▸ **To do**: Report every line below that contains the word "List", copying each such line in full.

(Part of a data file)
──────────────────────────────

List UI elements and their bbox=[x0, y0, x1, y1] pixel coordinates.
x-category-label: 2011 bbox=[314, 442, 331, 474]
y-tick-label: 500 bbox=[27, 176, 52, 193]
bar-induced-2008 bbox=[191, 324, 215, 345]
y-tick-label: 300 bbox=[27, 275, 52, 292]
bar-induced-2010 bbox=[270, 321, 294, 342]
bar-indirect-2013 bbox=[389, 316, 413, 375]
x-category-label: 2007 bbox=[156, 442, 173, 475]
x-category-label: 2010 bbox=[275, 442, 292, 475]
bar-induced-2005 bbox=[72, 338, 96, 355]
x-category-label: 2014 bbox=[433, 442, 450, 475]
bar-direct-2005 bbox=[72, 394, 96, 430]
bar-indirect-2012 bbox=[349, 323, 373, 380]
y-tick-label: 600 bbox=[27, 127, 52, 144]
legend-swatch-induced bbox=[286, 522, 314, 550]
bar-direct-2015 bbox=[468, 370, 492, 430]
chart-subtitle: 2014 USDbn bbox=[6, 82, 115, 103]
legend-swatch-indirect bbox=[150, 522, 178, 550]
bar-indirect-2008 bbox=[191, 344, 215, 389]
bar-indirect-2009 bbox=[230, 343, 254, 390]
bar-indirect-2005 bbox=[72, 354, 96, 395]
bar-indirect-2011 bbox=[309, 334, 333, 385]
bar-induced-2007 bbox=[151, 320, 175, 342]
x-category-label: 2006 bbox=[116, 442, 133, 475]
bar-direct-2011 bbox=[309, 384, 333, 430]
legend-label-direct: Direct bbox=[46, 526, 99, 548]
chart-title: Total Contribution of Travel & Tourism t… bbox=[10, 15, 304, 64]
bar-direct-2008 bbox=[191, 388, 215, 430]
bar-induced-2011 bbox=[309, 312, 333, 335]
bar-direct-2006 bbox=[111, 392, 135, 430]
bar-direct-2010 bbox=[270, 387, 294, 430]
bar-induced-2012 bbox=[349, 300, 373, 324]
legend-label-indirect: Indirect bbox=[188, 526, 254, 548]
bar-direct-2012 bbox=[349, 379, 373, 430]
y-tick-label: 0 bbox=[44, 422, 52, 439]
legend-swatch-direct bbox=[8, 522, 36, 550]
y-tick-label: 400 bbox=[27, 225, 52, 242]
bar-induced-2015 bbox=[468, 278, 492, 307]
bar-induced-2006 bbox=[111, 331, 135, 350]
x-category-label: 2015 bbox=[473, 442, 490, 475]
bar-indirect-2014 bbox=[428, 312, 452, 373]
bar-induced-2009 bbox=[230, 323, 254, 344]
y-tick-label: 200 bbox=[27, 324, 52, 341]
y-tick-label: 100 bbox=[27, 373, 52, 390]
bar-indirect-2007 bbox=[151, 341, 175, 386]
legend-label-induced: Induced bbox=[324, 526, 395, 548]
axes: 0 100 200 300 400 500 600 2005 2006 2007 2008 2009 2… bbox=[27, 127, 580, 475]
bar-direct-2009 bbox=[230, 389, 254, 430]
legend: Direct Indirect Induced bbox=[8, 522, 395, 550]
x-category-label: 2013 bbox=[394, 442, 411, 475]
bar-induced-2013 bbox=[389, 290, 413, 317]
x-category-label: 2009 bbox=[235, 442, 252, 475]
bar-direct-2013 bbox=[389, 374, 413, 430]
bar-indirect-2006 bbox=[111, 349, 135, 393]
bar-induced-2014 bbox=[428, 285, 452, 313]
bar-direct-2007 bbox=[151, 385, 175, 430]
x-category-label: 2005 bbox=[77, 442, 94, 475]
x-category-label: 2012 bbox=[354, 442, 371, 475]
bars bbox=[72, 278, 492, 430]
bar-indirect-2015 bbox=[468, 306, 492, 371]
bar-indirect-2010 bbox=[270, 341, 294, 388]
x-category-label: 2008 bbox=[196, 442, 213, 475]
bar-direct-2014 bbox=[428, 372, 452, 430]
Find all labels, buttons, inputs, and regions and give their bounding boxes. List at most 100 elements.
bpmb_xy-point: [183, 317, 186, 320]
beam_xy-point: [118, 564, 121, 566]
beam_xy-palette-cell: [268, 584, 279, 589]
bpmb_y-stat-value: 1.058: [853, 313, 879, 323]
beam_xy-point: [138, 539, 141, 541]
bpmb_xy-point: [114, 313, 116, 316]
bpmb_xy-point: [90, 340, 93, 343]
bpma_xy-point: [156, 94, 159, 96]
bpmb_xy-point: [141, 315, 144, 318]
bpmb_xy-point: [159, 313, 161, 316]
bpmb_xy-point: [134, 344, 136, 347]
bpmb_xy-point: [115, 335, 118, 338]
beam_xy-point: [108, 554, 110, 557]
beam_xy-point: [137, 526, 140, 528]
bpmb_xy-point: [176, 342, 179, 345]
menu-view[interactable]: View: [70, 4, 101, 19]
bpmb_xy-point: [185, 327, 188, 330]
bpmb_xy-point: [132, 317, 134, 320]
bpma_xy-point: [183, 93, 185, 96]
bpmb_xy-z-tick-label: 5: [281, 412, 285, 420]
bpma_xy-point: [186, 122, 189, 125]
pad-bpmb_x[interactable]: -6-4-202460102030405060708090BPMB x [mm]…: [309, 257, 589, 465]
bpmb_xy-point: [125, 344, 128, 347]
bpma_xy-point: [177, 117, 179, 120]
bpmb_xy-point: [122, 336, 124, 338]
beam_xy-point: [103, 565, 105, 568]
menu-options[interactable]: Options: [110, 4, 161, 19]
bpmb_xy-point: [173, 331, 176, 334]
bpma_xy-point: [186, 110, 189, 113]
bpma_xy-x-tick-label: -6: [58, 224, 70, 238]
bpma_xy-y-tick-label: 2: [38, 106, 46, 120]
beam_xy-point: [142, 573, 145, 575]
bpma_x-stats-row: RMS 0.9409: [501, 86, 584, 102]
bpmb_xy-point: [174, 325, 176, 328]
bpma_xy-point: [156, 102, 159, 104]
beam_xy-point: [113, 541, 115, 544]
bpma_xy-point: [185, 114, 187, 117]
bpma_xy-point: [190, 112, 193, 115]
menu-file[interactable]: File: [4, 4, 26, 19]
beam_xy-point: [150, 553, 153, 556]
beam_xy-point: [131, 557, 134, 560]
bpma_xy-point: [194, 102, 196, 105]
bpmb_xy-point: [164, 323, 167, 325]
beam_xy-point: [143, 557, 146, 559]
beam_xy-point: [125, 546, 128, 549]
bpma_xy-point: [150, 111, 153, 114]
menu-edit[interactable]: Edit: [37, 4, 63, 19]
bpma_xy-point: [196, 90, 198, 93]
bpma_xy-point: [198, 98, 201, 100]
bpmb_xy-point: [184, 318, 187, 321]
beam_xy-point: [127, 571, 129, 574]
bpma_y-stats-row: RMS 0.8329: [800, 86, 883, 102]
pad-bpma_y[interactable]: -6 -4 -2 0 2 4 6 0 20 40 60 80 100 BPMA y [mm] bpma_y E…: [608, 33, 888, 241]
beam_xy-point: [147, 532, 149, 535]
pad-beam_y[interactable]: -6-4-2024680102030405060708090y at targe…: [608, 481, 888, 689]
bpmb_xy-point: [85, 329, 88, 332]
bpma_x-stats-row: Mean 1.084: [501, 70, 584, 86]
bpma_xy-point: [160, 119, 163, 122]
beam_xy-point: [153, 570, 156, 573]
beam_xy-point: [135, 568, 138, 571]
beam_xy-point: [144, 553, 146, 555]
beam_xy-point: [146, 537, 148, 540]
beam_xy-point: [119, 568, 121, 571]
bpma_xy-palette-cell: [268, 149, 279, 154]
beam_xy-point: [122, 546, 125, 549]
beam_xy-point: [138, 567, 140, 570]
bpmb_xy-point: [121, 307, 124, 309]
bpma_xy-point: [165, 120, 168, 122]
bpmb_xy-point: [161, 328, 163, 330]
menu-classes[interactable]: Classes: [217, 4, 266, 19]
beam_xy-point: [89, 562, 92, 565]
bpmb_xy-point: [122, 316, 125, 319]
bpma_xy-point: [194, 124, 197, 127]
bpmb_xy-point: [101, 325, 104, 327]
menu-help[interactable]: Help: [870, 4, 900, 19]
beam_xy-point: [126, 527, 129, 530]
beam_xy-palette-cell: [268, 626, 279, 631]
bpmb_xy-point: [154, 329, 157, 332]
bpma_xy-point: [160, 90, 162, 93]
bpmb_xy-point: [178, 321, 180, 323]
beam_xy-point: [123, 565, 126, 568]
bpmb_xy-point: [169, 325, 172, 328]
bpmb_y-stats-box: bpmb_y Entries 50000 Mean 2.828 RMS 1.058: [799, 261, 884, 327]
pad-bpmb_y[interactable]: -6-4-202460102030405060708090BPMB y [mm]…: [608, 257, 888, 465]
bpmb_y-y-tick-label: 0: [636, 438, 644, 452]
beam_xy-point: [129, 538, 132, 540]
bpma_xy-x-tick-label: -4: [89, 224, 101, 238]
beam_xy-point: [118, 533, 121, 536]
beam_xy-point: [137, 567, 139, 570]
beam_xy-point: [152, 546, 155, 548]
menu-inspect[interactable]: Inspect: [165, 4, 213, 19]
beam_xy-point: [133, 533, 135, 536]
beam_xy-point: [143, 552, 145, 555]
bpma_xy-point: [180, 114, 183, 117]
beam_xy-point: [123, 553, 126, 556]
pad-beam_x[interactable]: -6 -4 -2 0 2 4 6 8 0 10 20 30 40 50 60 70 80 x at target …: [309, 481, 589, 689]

──────────────────────────────

▸ **Correct result**:
List UI elements and their bbox=[x0, y0, x1, y1] pixel coordinates.
Find all labels, buttons, inputs, and regions and give their bounding boxes. List at most 100 elements.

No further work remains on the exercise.